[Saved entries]
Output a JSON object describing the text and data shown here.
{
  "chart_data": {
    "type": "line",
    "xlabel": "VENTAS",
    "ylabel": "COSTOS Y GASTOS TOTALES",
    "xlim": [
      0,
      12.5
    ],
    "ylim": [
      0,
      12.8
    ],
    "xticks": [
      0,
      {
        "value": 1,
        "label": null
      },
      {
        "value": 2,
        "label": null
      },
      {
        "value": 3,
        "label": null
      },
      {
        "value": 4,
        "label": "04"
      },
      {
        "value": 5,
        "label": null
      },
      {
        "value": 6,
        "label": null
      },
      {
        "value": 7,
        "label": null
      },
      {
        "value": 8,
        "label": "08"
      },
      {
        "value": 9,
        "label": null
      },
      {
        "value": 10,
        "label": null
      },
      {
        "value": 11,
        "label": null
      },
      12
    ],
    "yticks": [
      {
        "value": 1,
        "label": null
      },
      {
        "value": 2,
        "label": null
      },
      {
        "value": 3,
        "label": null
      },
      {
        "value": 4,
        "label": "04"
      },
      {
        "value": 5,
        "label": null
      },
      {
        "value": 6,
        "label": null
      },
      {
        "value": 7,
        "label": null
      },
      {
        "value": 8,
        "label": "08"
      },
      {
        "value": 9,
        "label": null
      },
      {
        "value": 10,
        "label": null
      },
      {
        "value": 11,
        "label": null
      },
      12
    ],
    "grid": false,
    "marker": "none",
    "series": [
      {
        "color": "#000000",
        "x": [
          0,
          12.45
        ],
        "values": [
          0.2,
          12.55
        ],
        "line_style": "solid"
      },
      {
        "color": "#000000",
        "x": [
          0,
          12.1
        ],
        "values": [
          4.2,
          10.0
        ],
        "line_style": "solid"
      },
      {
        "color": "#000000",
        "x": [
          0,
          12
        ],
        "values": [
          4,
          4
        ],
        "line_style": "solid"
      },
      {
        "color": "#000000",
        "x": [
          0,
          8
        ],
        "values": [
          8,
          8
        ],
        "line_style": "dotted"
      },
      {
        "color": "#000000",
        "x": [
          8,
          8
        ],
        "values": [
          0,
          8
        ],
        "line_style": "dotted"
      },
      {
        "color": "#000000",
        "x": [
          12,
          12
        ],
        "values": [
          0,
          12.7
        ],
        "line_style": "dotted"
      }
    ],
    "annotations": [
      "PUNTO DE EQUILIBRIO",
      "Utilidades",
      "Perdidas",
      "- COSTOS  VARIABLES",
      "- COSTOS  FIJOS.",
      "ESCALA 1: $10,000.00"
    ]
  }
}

REQUEST:
Find the lines above that contain the word "COSTOS" and collect them.

THE SOLUTION:
    "ylabel": "COSTOS Y GASTOS TOTALES",
      "- COSTOS  VARIABLES",
      "- COSTOS  FIJOS.",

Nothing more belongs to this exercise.